(Dataset items)
═══
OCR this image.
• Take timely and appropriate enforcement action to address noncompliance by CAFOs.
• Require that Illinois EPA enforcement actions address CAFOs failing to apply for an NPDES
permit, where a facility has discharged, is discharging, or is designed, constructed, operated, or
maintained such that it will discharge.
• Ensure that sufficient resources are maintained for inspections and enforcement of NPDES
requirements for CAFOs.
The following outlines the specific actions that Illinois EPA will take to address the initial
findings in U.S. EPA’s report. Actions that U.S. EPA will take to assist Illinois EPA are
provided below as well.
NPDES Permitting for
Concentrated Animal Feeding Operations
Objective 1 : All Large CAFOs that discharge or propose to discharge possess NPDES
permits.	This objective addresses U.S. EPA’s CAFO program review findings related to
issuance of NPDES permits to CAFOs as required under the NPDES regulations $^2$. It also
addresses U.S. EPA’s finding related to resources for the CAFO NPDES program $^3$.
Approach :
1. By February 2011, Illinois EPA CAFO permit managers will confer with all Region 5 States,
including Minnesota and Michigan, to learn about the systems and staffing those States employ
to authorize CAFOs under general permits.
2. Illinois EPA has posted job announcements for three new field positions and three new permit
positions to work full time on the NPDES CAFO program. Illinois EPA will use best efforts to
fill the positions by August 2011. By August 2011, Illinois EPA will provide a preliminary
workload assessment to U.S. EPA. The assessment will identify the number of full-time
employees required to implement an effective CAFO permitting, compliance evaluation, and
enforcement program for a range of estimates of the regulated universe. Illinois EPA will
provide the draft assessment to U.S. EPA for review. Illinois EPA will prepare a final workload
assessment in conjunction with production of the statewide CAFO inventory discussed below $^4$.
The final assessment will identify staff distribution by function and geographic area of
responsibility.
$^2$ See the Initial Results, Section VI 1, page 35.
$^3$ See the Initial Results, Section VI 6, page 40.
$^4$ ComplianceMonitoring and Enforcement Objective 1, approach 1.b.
═══
What you need to do: Nothing in the data may differ; print all of it exactly as written.

Result below:
OCR this image.
• Take timely and appropriate enforcement action to address noncompliance by CAFOs.
• Require that Illinois EPA enforcement actions address CAFOs failing to apply for an NPDES
permit, where a facility has discharged, is discharging, or is designed, constructed, operated, or
maintained such that it will discharge.
• Ensure that sufficient resources are maintained for inspections and enforcement of NPDES
requirements for CAFOs.
The following outlines the specific actions that Illinois EPA will take to address the initial
findings in U.S. EPA’s report. Actions that U.S. EPA will take to assist Illinois EPA are
provided below as well.
NPDES Permitting for
Concentrated Animal Feeding Operations
Objective 1 : All Large CAFOs that discharge or propose to discharge possess NPDES
permits.	This objective addresses U.S. EPA’s CAFO program review findings related to
issuance of NPDES permits to CAFOs as required under the NPDES regulations $^2$. It also
addresses U.S. EPA’s finding related to resources for the CAFO NPDES program $^3$.
Approach :
1. By February 2011, Illinois EPA CAFO permit managers will confer with all Region 5 States,
including Minnesota and Michigan, to learn about the systems and staffing those States employ
to authorize CAFOs under general permits.
2. Illinois EPA has posted job announcements for three new field positions and three new permit
positions to work full time on the NPDES CAFO program. Illinois EPA will use best efforts to
fill the positions by August 2011. By August 2011, Illinois EPA will provide a preliminary
workload assessment to U.S. EPA. The assessment will identify the number of full-time
employees required to implement an effective CAFO permitting, compliance evaluation, and
enforcement program for a range of estimates of the regulated universe. Illinois EPA will
provide the draft assessment to U.S. EPA for review. Illinois EPA will prepare a final workload
assessment in conjunction with production of the statewide CAFO inventory discussed below $^4$.
The final assessment will identify staff distribution by function and geographic area of
responsibility.
$^2$ See the Initial Results, Section VI 1, page 35.
$^3$ See the Initial Results, Section VI 6, page 40.
$^4$ ComplianceMonitoring and Enforcement Objective 1, approach 1.b.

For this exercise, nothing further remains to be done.